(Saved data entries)
-*-*-
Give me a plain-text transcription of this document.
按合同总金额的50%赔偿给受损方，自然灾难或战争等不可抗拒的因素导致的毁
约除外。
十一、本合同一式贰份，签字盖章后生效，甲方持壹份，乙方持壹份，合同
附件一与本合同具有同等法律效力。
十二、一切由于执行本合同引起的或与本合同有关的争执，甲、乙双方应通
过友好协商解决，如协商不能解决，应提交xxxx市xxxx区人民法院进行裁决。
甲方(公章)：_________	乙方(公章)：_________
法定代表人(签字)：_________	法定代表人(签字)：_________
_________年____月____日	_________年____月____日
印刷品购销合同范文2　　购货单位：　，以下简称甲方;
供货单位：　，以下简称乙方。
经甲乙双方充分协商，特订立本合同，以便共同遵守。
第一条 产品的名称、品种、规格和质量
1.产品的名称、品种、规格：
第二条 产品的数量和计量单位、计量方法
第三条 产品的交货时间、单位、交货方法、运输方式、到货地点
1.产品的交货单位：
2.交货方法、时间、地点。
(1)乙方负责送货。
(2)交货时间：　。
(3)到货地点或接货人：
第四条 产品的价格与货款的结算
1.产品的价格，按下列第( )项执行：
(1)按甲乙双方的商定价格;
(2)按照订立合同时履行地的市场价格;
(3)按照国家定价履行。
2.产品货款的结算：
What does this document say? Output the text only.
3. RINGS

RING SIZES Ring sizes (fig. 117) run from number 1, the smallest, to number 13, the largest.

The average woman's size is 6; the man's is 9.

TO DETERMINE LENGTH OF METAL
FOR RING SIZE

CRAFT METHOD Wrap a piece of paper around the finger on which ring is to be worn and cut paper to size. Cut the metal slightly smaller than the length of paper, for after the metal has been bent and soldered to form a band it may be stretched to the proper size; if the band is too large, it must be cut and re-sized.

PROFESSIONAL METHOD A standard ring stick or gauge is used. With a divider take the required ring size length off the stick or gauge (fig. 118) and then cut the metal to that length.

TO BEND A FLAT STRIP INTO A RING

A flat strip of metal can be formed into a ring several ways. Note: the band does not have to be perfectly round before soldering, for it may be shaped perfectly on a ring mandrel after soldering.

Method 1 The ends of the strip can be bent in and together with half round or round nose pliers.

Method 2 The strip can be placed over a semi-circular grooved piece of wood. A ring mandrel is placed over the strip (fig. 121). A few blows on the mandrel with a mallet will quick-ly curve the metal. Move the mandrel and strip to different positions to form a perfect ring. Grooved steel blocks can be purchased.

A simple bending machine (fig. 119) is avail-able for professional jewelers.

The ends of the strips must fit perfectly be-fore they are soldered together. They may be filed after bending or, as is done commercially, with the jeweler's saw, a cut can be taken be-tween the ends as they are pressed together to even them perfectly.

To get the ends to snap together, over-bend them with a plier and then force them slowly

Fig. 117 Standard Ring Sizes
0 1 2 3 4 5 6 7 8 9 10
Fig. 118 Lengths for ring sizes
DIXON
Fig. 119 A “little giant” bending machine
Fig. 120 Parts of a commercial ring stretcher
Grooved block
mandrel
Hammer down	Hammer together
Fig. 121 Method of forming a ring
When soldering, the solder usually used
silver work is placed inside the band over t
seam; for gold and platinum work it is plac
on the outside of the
-*-*-
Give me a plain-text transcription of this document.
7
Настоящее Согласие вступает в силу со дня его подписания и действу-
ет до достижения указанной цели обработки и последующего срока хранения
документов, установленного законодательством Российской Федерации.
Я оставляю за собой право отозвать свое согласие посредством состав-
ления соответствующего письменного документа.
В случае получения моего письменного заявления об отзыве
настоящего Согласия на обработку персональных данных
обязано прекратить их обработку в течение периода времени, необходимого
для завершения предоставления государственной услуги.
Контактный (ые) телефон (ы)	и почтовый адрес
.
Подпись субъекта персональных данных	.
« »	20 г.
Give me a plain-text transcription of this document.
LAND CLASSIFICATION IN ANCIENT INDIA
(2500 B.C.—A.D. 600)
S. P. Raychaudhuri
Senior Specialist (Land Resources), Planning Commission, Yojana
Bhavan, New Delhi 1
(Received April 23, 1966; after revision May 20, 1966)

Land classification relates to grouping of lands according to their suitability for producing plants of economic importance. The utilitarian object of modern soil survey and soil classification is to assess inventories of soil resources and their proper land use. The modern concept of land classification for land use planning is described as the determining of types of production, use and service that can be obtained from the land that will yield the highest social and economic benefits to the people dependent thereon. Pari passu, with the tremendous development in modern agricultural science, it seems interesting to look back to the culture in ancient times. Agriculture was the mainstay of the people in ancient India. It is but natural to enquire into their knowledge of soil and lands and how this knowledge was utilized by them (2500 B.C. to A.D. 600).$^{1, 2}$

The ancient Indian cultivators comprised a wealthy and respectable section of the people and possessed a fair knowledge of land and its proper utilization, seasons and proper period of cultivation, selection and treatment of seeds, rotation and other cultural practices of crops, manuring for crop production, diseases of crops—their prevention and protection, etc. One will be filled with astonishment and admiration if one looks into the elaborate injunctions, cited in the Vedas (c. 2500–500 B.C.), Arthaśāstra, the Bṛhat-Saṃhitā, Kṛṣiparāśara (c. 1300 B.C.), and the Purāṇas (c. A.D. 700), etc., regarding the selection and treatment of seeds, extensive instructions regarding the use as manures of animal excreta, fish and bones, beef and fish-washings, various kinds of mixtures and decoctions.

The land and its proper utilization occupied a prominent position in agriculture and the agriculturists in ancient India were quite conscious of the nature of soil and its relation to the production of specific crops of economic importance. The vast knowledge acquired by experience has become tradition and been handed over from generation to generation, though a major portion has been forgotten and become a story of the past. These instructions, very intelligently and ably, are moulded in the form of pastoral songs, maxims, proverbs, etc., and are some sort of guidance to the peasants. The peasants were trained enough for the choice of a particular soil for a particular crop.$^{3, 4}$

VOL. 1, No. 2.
-*-*-
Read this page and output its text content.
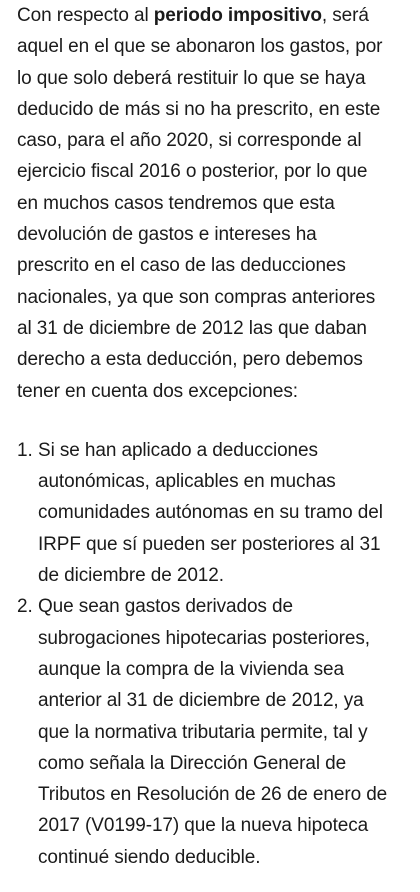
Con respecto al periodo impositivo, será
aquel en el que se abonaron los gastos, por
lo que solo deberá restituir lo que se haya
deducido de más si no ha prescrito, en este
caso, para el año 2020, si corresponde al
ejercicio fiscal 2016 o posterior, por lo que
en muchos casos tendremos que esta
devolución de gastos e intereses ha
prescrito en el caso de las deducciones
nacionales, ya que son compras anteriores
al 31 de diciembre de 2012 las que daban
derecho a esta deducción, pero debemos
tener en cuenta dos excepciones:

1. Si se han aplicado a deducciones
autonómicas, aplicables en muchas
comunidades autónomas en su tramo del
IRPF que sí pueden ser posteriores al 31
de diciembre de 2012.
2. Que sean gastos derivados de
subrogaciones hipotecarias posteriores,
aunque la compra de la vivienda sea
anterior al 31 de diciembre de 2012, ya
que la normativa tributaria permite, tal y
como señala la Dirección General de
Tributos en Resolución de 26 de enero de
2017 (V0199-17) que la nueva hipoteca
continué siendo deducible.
-*-*-
TASK OBJECTIVE:
Reproduce each line from the records that contains the word "bending".

RESPONSE:
A simple bending machine (fig. 119) is avail-able for professional jewelers.
The ends of the strips must fit perfectly be-fore they are soldered together. They may be filed after bending or, as is done commercially, with the jeweler's saw, a cut can be taken be-tween the ends as they are pressed together to even them perfectly.
Fig. 119 A “little giant” bending machine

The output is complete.